* [ACTIVITY] How many lines in the records below contain the word "included"? State that number and nothing more.

*** Opening RECORDS ***

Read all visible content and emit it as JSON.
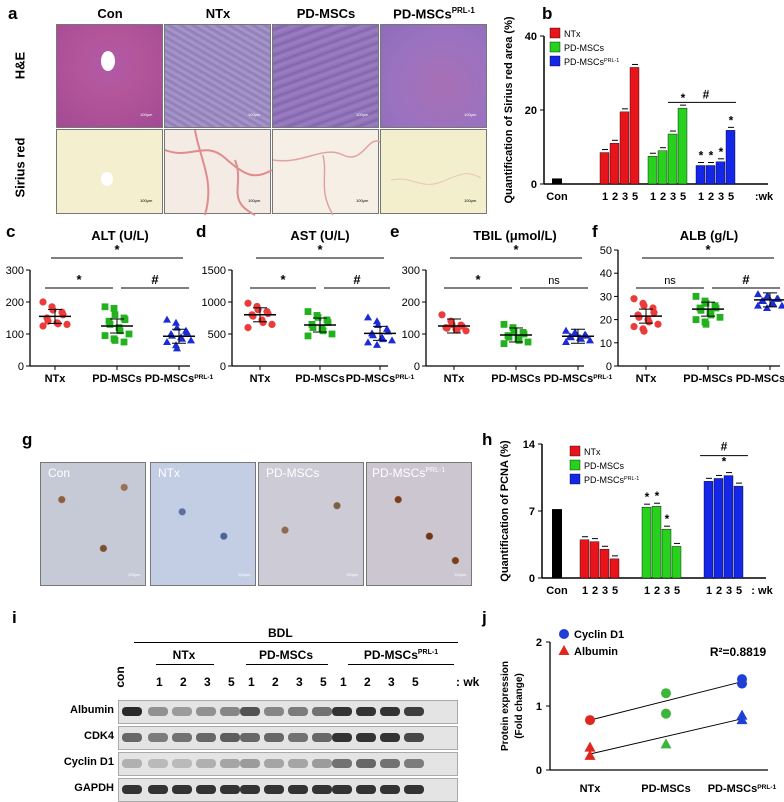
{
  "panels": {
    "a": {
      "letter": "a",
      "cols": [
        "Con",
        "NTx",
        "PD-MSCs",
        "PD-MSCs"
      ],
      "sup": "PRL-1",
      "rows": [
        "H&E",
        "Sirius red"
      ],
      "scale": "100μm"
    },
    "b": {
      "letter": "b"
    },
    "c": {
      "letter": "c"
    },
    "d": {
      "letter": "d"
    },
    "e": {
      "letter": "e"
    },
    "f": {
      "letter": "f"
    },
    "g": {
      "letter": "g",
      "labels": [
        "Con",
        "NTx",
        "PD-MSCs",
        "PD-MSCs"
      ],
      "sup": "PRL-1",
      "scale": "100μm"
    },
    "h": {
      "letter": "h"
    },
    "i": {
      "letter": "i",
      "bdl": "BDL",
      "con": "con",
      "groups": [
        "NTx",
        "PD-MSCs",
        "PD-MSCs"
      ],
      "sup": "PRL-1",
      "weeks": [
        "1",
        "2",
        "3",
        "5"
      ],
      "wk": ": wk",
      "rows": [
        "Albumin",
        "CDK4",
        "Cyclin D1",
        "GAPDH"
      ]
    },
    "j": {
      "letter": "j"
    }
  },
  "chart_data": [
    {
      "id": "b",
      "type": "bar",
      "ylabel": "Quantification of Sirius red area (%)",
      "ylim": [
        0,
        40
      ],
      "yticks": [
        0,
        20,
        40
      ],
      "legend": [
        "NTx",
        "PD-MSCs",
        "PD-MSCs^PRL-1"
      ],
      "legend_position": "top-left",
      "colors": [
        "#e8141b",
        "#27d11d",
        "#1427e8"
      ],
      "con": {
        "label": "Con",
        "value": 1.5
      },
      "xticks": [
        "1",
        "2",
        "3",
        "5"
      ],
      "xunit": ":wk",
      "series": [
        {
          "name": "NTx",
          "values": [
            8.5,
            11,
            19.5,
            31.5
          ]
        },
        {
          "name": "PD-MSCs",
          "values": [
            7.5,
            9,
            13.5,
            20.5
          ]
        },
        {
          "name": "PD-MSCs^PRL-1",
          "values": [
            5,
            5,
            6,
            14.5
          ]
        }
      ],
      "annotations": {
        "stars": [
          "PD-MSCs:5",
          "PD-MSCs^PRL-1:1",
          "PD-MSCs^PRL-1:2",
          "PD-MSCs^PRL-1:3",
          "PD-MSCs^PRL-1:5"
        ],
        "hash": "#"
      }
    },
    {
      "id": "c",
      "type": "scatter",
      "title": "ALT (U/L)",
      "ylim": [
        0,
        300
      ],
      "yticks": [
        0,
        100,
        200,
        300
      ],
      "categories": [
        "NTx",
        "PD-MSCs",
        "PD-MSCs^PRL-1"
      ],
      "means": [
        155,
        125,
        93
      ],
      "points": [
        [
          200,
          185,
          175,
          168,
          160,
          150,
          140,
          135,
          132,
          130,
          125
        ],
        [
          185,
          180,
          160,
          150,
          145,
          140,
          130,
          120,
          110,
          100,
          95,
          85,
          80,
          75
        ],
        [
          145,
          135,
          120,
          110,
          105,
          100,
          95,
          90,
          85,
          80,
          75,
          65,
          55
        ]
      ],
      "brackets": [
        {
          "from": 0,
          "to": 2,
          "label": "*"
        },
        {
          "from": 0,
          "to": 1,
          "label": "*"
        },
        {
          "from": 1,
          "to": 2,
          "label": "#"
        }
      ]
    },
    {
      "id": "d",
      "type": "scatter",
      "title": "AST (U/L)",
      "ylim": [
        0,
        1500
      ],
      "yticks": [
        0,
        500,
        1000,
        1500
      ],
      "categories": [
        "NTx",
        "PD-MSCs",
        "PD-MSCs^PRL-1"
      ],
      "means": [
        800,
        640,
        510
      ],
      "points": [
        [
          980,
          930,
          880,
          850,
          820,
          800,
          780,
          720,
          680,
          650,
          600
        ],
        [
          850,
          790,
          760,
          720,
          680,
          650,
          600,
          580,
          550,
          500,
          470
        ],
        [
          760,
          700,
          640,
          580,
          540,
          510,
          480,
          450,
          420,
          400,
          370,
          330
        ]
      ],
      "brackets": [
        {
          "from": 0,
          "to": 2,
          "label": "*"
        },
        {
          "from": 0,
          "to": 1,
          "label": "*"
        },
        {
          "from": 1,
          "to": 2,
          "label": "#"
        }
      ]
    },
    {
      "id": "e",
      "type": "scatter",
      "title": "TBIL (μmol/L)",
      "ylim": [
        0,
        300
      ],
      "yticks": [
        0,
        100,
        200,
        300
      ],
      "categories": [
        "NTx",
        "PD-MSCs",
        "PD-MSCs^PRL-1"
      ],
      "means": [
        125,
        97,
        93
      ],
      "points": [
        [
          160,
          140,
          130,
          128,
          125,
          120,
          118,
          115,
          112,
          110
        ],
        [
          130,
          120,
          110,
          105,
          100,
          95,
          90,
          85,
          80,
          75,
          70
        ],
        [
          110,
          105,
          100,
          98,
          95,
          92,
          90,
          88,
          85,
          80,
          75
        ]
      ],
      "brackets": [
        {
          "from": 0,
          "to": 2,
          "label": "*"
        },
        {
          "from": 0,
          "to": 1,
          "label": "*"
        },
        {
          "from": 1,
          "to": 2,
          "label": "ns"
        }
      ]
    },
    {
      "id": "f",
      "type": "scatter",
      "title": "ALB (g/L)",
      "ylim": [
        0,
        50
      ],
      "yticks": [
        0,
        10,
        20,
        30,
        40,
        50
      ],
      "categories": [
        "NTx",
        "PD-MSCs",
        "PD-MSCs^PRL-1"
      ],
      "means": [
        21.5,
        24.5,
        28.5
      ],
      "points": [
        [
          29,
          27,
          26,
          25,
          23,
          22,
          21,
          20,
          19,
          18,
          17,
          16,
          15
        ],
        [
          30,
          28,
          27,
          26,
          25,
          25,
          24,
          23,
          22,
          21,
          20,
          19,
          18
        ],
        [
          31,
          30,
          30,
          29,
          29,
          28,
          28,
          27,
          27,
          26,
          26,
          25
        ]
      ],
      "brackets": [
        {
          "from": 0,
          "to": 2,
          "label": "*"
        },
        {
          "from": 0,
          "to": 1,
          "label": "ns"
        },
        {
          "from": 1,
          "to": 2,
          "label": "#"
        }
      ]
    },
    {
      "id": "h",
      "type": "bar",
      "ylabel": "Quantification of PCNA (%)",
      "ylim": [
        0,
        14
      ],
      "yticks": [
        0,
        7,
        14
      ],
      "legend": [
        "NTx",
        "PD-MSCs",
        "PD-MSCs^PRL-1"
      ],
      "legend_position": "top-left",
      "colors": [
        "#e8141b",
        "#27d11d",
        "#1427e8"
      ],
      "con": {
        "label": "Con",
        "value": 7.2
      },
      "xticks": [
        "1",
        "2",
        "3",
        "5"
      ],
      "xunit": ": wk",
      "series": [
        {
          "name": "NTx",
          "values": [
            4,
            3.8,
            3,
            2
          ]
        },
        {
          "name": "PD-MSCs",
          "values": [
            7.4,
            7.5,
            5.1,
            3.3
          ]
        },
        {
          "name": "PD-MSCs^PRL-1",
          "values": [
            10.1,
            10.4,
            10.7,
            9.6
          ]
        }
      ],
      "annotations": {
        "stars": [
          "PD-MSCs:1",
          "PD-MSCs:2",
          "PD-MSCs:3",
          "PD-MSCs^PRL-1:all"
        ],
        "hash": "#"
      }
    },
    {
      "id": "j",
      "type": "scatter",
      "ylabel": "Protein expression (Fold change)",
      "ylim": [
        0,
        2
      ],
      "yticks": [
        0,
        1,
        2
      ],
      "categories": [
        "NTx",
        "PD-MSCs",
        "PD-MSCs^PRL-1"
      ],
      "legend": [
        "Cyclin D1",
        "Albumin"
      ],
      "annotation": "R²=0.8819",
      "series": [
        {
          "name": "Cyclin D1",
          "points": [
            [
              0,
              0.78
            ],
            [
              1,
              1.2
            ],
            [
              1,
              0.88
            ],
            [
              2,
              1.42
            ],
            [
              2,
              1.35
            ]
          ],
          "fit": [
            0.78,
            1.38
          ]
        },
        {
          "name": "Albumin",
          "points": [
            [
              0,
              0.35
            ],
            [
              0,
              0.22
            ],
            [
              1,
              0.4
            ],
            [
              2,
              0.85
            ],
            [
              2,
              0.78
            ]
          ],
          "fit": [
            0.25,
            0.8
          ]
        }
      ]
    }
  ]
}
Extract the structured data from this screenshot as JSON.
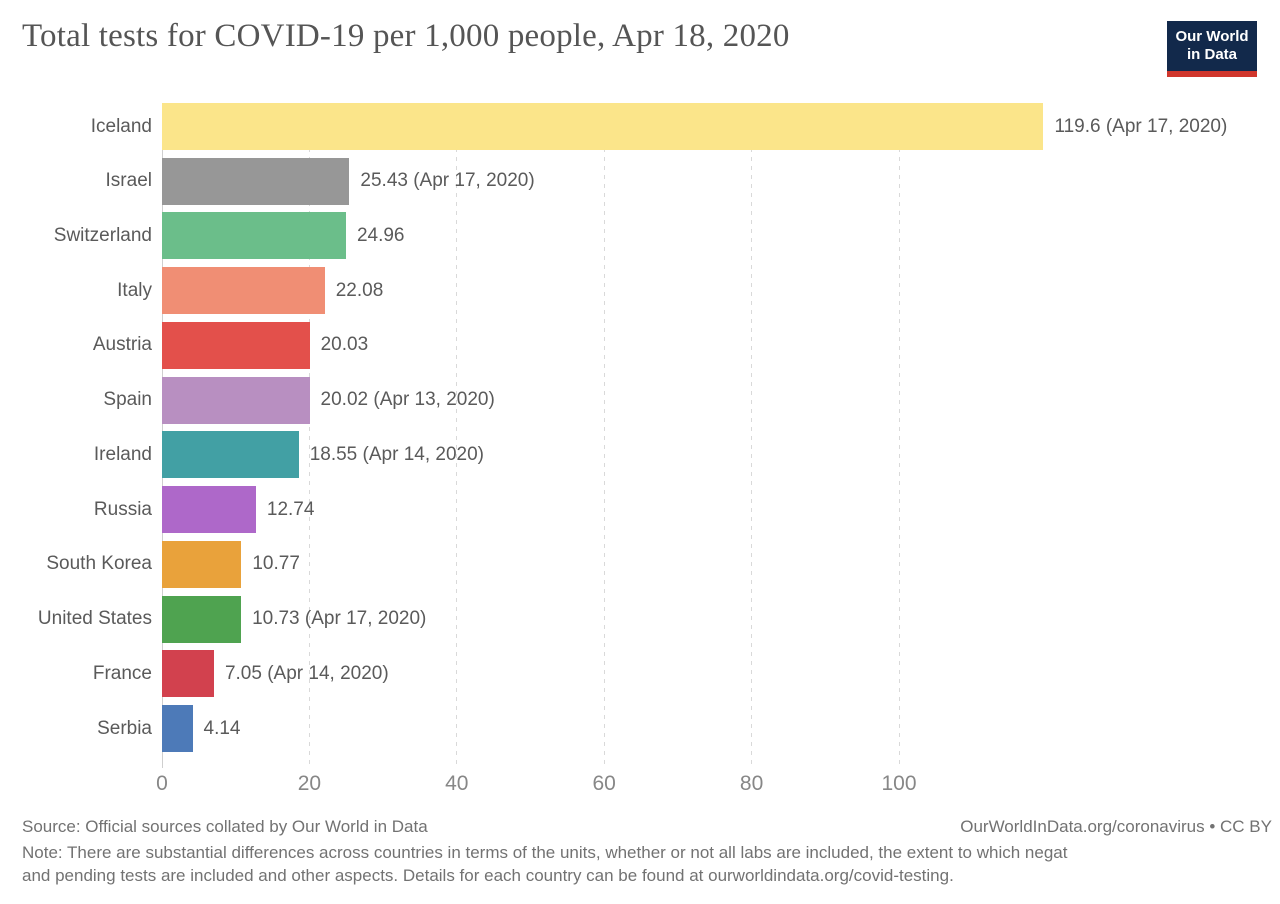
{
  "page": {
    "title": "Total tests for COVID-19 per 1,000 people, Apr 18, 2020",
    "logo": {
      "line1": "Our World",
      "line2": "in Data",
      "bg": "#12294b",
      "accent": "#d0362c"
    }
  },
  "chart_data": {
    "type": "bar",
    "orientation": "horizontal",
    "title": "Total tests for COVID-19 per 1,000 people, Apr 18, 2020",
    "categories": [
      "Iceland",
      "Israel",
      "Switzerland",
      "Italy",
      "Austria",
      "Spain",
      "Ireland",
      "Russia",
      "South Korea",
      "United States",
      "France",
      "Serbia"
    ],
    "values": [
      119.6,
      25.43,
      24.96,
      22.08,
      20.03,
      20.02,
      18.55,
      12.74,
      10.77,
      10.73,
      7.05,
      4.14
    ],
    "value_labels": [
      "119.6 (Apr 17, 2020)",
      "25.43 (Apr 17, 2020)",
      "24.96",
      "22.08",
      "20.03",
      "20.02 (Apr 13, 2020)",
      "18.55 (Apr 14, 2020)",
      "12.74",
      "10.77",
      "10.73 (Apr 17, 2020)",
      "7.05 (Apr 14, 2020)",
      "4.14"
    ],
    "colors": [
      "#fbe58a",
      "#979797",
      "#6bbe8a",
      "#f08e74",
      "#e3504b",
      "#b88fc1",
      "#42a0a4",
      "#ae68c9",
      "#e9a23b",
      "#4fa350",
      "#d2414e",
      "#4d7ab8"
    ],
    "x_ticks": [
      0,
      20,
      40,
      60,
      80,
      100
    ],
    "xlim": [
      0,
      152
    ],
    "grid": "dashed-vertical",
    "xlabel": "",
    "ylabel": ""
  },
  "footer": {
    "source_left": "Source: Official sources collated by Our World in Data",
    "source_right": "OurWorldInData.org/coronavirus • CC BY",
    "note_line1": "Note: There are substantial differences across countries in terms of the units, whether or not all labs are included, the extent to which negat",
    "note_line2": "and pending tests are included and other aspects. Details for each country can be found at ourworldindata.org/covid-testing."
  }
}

*** Closing RECORDS ***

* [ANSWER FOR THIS EXERCISE] 2